* [Written request] Repeat the listing in full, preserving every character.

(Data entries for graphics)
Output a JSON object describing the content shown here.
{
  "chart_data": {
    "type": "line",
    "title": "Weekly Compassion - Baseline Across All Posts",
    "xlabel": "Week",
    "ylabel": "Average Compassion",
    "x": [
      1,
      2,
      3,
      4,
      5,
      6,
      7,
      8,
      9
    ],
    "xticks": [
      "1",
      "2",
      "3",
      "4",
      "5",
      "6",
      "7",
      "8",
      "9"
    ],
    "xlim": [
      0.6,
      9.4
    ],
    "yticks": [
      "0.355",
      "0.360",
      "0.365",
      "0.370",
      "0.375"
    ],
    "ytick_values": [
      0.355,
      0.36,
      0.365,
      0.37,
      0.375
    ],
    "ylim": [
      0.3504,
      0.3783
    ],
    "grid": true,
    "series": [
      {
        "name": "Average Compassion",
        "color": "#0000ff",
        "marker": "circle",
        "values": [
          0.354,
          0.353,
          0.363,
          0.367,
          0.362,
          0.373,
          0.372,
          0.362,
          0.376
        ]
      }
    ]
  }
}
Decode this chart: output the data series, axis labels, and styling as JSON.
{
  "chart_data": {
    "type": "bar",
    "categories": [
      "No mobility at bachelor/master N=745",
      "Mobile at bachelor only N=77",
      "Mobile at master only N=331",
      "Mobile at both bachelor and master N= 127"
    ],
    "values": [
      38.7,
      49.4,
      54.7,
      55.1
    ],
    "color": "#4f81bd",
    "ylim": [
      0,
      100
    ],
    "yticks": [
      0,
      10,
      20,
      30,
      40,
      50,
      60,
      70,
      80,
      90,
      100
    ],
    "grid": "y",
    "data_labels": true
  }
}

* [Worked solution]
Output a JSON object describing the content shown here.
{
  "chart_data": {
    "type": "line",
    "title": "Weekly Compassion - Baseline Across All Posts",
    "xlabel": "Week",
    "ylabel": "Average Compassion",
    "x": [
      1,
      2,
      3,
      4,
      5,
      6,
      7,
      8,
      9
    ],
    "xticks": [
      "1",
      "2",
      "3",
      "4",
      "5",
      "6",
      "7",
      "8",
      "9"
    ],
    "xlim": [
      0.6,
      9.4
    ],
    "yticks": [
      "0.355",
      "0.360",
      "0.365",
      "0.370",
      "0.375"
    ],
    "ytick_values": [
      0.355,
      0.36,
      0.365,
      0.37,
      0.375
    ],
    "ylim": [
      0.3504,
      0.3783
    ],
    "grid": true,
    "series": [
      {
        "name": "Average Compassion",
        "color": "#0000ff",
        "marker": "circle",
        "values": [
          0.354,
          0.353,
          0.363,
          0.367,
          0.362,
          0.373,
          0.372,
          0.362,
          0.376
        ]
      }
    ]
  }
}
Decode this chart: output the data series, axis labels, and styling as JSON.
{
  "chart_data": {
    "type": "bar",
    "categories": [
      "No mobility at bachelor/master N=745",
      "Mobile at bachelor only N=77",
      "Mobile at master only N=331",
      "Mobile at both bachelor and master N= 127"
    ],
    "values": [
      38.7,
      49.4,
      54.7,
      55.1
    ],
    "color": "#4f81bd",
    "ylim": [
      0,
      100
    ],
    "yticks": [
      0,
      10,
      20,
      30,
      40,
      50,
      60,
      70,
      80,
      90,
      100
    ],
    "grid": "y",
    "data_labels": true
  }
}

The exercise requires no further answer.